--- Input data ---

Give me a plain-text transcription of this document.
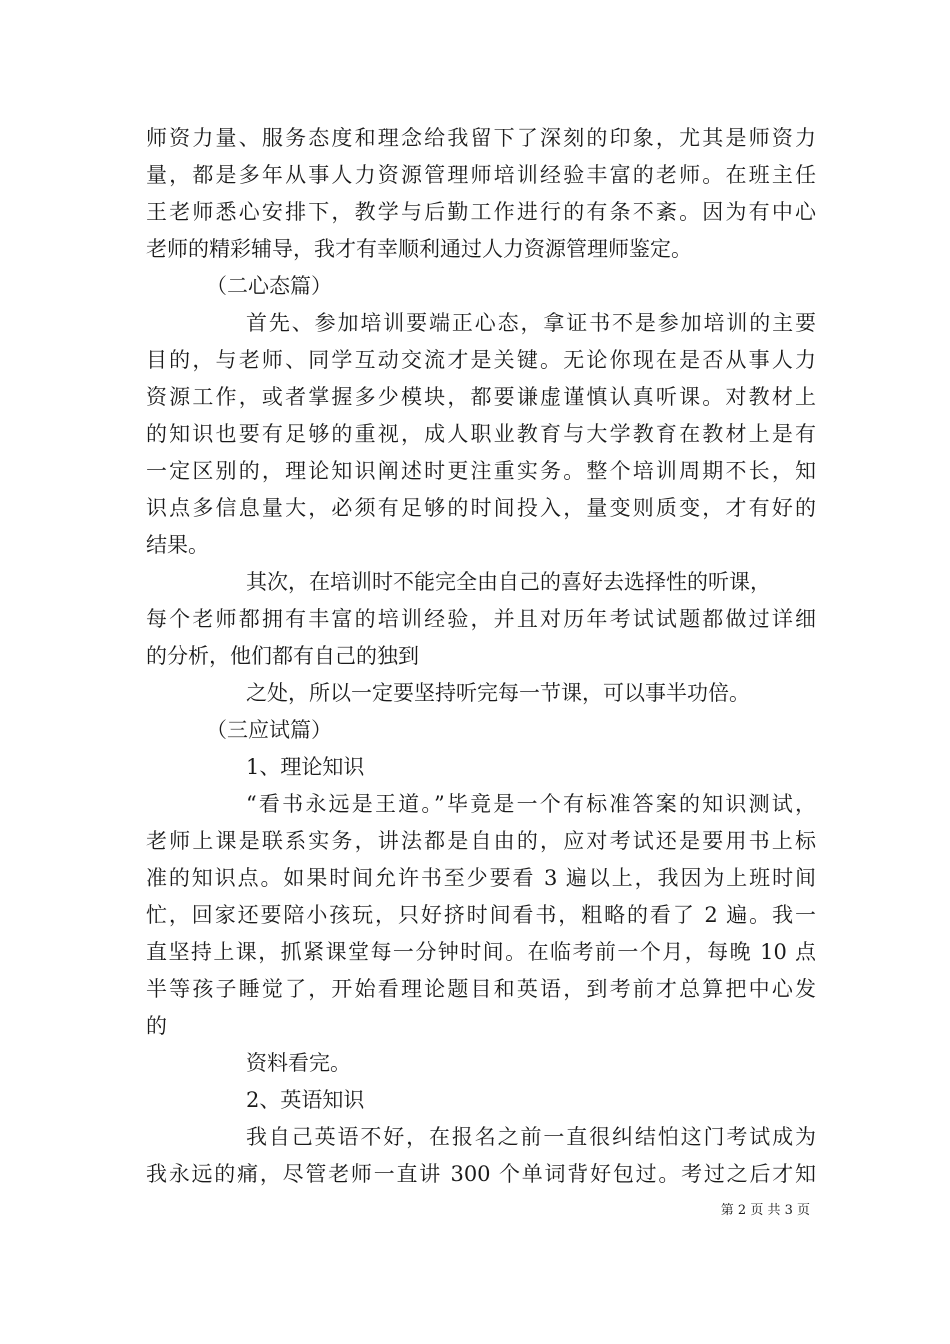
师资力量、服务态度和理念给我留下了深刻的印象，尤其是师资力
量，都是多年从事人力资源管理师培训经验丰富的老师。在班主任
王老师悉心安排下，教学与后勤工作进行的有条不紊。因为有中心
老师的精彩辅导，我才有幸顺利通过人力资源管理师鉴定。
（二心态篇）
首先、参加培训要端正心态，拿证书不是参加培训的主要
目的，与老师、同学互动交流才是关键。无论你现在是否从事人力
资源工作，或者掌握多少模块，都要谦虚谨慎认真听课。对教材上
的知识也要有足够的重视，成人职业教育与大学教育在教材上是有
一定区别的，理论知识阐述时更注重实务。整个培训周期不长，知
识点多信息量大，必须有足够的时间投入，量变则质变，才有好的
结果。
其次，在培训时不能完全由自己的喜好去选择性的听课，
每个老师都拥有丰富的培训经验，并且对历年考试试题都做过详细
的分析，他们都有自己的独到
之处，所以一定要坚持听完每一节课，可以事半功倍。
（三应试篇）
1、理论知识
“看书永远是王道。”毕竟是一个有标准答案的知识测试，
老师上课是联系实务，讲法都是自由的，应对考试还是要用书上标
准的知识点。如果时间允许书至少要看 3 遍以上，我因为上班时间
忙，回家还要陪小孩玩，只好挤时间看书，粗略的看了 2 遍。我一
直坚持上课，抓紧课堂每一分钟时间。在临考前一个月，每晚 10 点
半等孩子睡觉了，开始看理论题目和英语，到考前才总算把中心发
的
资料看完。
2、英语知识
我自己英语不好，在报名之前一直很纠结怕这门考试成为
我永远的痛，尽管老师一直讲 300 个单词背好包过。考过之后才知
第 2 页 共 3 页
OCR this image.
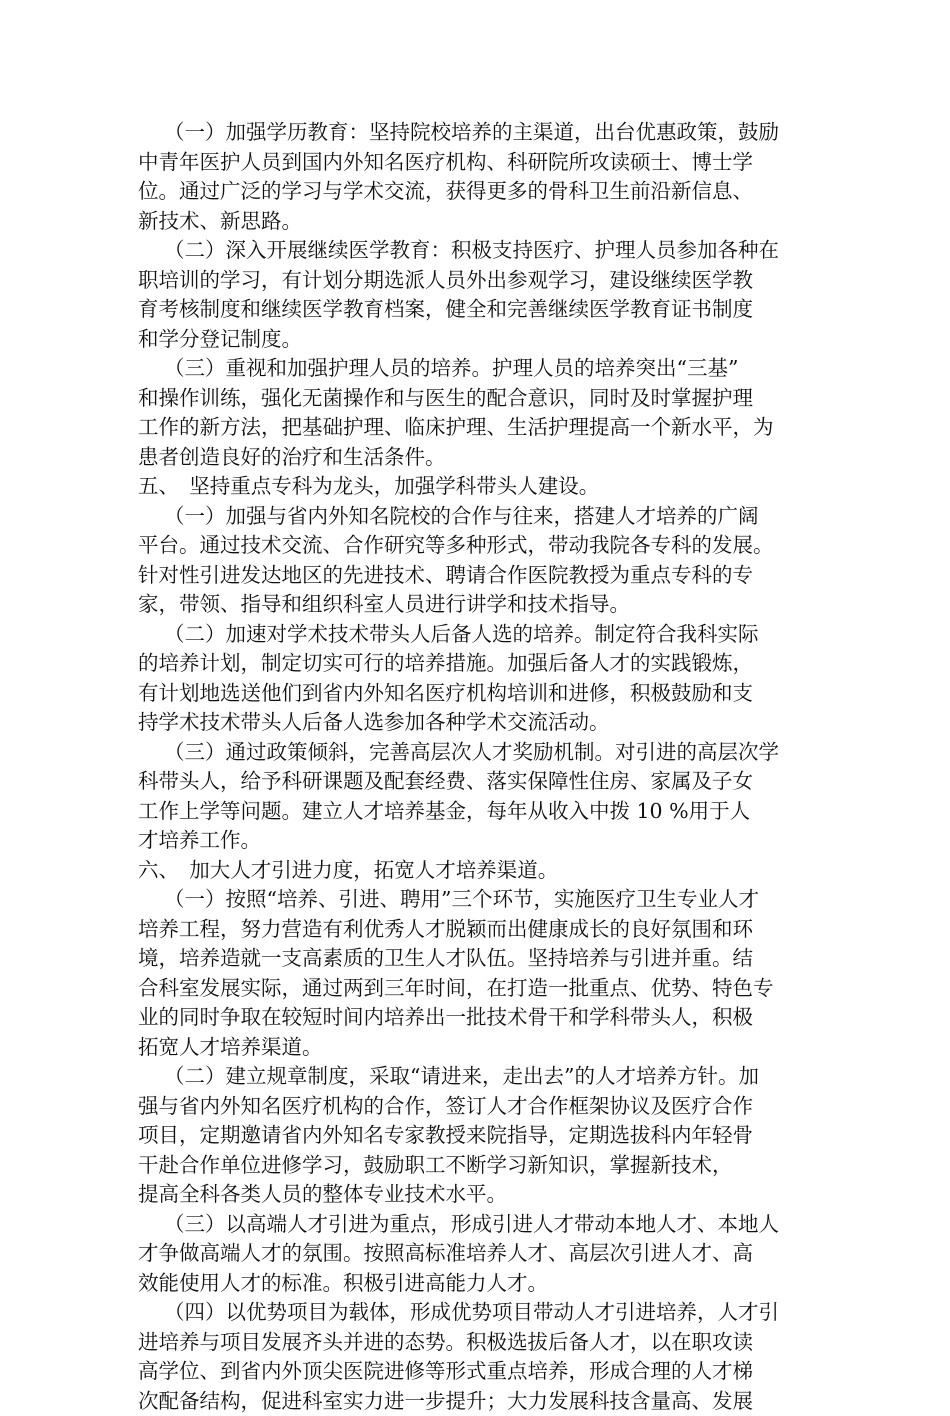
（一）加强学历教育：坚持院校培养的主渠道，出台优惠政策，鼓励
中青年医护人员到国内外知名医疗机构、科研院所攻读硕士、博士学
位。通过广泛的学习与学术交流，获得更多的骨科卫生前沿新信息、
新技术、新思路。
（二）深入开展继续医学教育：积极支持医疗、护理人员参加各种在
职培训的学习，有计划分期选派人员外出参观学习，建设继续医学教
育考核制度和继续医学教育档案，健全和完善继续医学教育证书制度
和学分登记制度。
（三）重视和加强护理人员的培养。护理人员的培养突出“三基”
和操作训练，强化无菌操作和与医生的配合意识，同时及时掌握护理
工作的新方法，把基础护理、临床护理、生活护理提高一个新水平，为
患者创造良好的治疗和生活条件。
五、　坚持重点专科为龙头，加强学科带头人建设。
（一）加强与省内外知名院校的合作与往来，搭建人才培养的广阔
平台。通过技术交流、合作研究等多种形式，带动我院各专科的发展。
针对性引进发达地区的先进技术、聘请合作医院教授为重点专科的专
家，带领、指导和组织科室人员进行讲学和技术指导。
（二）加速对学术技术带头人后备人选的培养。制定符合我科实际
的培养计划，制定切实可行的培养措施。加强后备人才的实践锻炼，
有计划地选送他们到省内外知名医疗机构培训和进修，积极鼓励和支
持学术技术带头人后备人选参加各种学术交流活动。
（三）通过政策倾斜，完善高层次人才奖励机制。对引进的高层次学
科带头人，给予科研课题及配套经费、落实保障性住房、家属及子女
工作上学等问题。建立人才培养基金，每年从收入中拨 10 %用于人
才培养工作。
六、　加大人才引进力度，拓宽人才培养渠道。
（一）按照“培养、引进、聘用”三个环节，实施医疗卫生专业人才
培养工程，努力营造有利优秀人才脱颖而出健康成长的良好氛围和环
境，培养造就一支高素质的卫生人才队伍。坚持培养与引进并重。结
合科室发展实际，通过两到三年时间，在打造一批重点、优势、特色专
业的同时争取在较短时间内培养出一批技术骨干和学科带头人，积极
拓宽人才培养渠道。
（二）建立规章制度，采取“请进来，走出去”的人才培养方针。加
强与省内外知名医疗机构的合作，签订人才合作框架协议及医疗合作
项目，定期邀请省内外知名专家教授来院指导，定期选拔科内年轻骨
干赴合作单位进修学习，鼓励职工不断学习新知识，掌握新技术，
提高全科各类人员的整体专业技术水平。
（三）以高端人才引进为重点，形成引进人才带动本地人才、本地人
才争做高端人才的氛围。按照高标准培养人才、高层次引进人才、高
效能使用人才的标准。积极引进高能力人才。
（四）以优势项目为载体，形成优势项目带动人才引进培养，人才引
进培养与项目发展齐头并进的态势。积极选拔后备人才，以在职攻读
高学位、到省内外顶尖医院进修等形式重点培养，形成合理的人才梯
次配备结构，促进科室实力进一步提升；大力发展科技含量高、发展
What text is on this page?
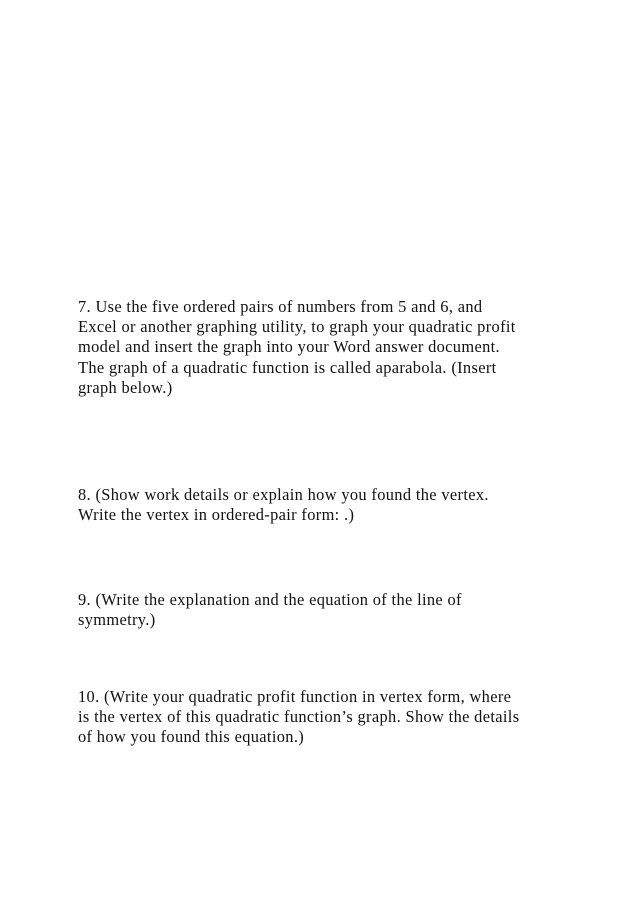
7. Use the five ordered pairs of numbers from 5 and 6, and
Excel or another graphing utility, to graph your quadratic profit
model and insert the graph into your Word answer document.
The graph of a quadratic function is called aparabola. (Insert
graph below.)

8. (Show work details or explain how you found the vertex.
Write the vertex in ordered-pair form: .)

9. (Write the explanation and the equation of the line of
symmetry.)

10. (Write your quadratic profit function in vertex form, where
is the vertex of this quadratic function’s graph. Show the details
of how you found this equation.)
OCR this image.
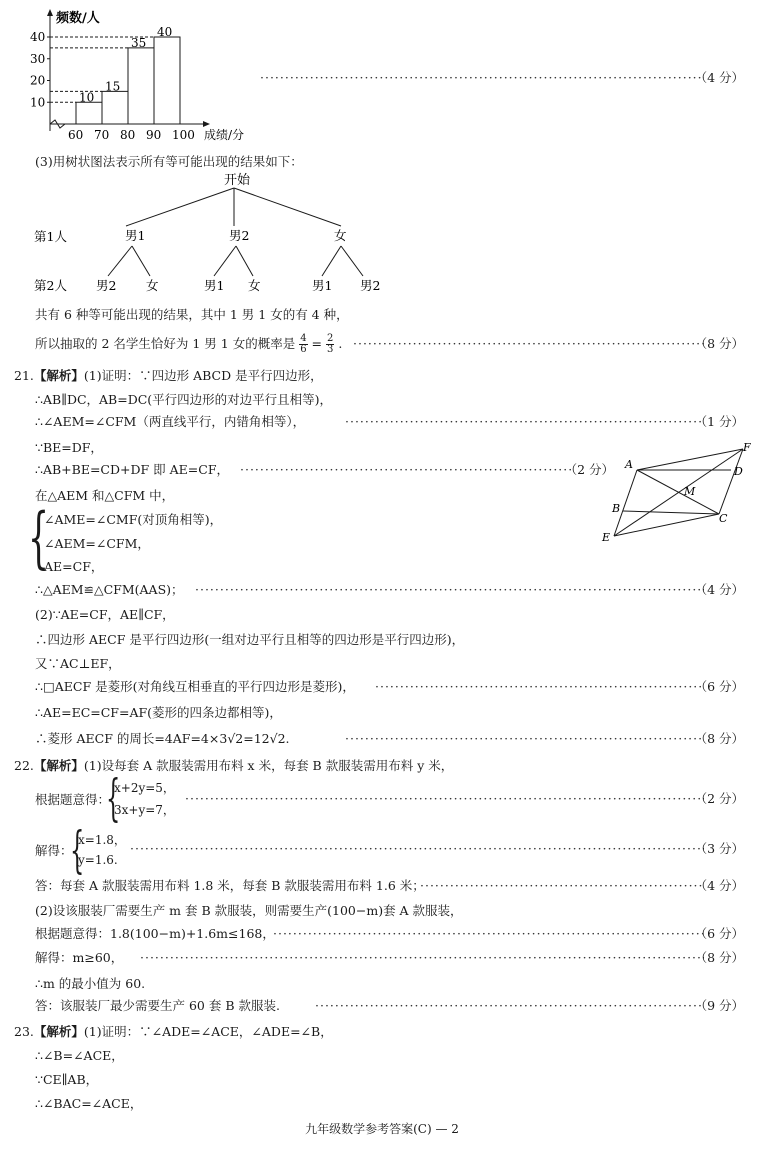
10
20
30
40
10
15
35
40
60 70 80 90 100
频数/人
成绩/分
·····
（4 分）
(3)用树状图法表示所有等可能出现的结果如下：
开始
第1人	男1	男2	女
第2人 男2 女	男1 女	男1 男2
共有 6 种等可能出现的结果，其中 1 男 1 女的有 4 种，
所以抽取的 2 名学生恰好为 1 男 1 女的概率是 $\frac{4}{6} = \frac{2}{3}$ . ·····	（8 分）
21.【解析】(1)证明：∵四边形 ABCD 是平行四边形，
∴AB∥DC，AB=DC(平行四边形的对边平行且相等)，
∴∠AEM=∠CFM（两直线平行，内错角相等）， ·····	（1 分）
∵BE=DF，
∴AB+BE=CD+DF 即 AE=CF， ·····	（2 分）
在△AEM 和△CFM 中，
{
∠AME=∠CMF(对顶角相等)，
∠AEM=∠CFM，
AE=CF，
∴△AEM≌△CFM(AAS)； ·····	（4 分）
A
F
D
M
B
C
E
(2)∵AE=CF，AE∥CF，
∴四边形 AECF 是平行四边形(一组对边平行且相等的四边形是平行四边形)，
又∵AC⊥EF，
∴□AECF 是菱形(对角线互相垂直的平行四边形是菱形)， ·····	（6 分）
∴AE=EC=CF=AF(菱形的四条边都相等)，
∴菱形 AECF 的周长=4AF=4×3√2=12√2. ·····	（8 分）
22.【解析】(1)设每套 A 款服装需用布料 x 米，每套 B 款服装需用布料 y 米，
根据题意得：
{
x+2y=5，
3x+y=7，
·····
（2 分）
解得：
{
x=1.8，
y=1.6.
·····
（3 分）
答：每套 A 款服装需用布料 1.8 米，每套 B 款服装需用布料 1.6 米； ·····	（4 分）
(2)设该服装厂需要生产 m 套 B 款服装，则需要生产(100−m)套 A 款服装，
根据题意得：1.8(100−m)+1.6m≤168， ·····	（6 分）
解得：m≥60， ·····	（8 分）
∴m 的最小值为 60.
答：该服装厂最少需要生产 60 套 B 款服装. ·····	（9 分）
23.【解析】(1)证明：∵∠ADE=∠ACE，∠ADE=∠B，
∴∠B=∠ACE，
∵CE∥AB，
∴∠BAC=∠ACE，
九年级数学参考答案(C) — 2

---

■ Work to complete:
In the entries above, count every line containing the word "款服装需用布料". Write only the total.

■ The response:
2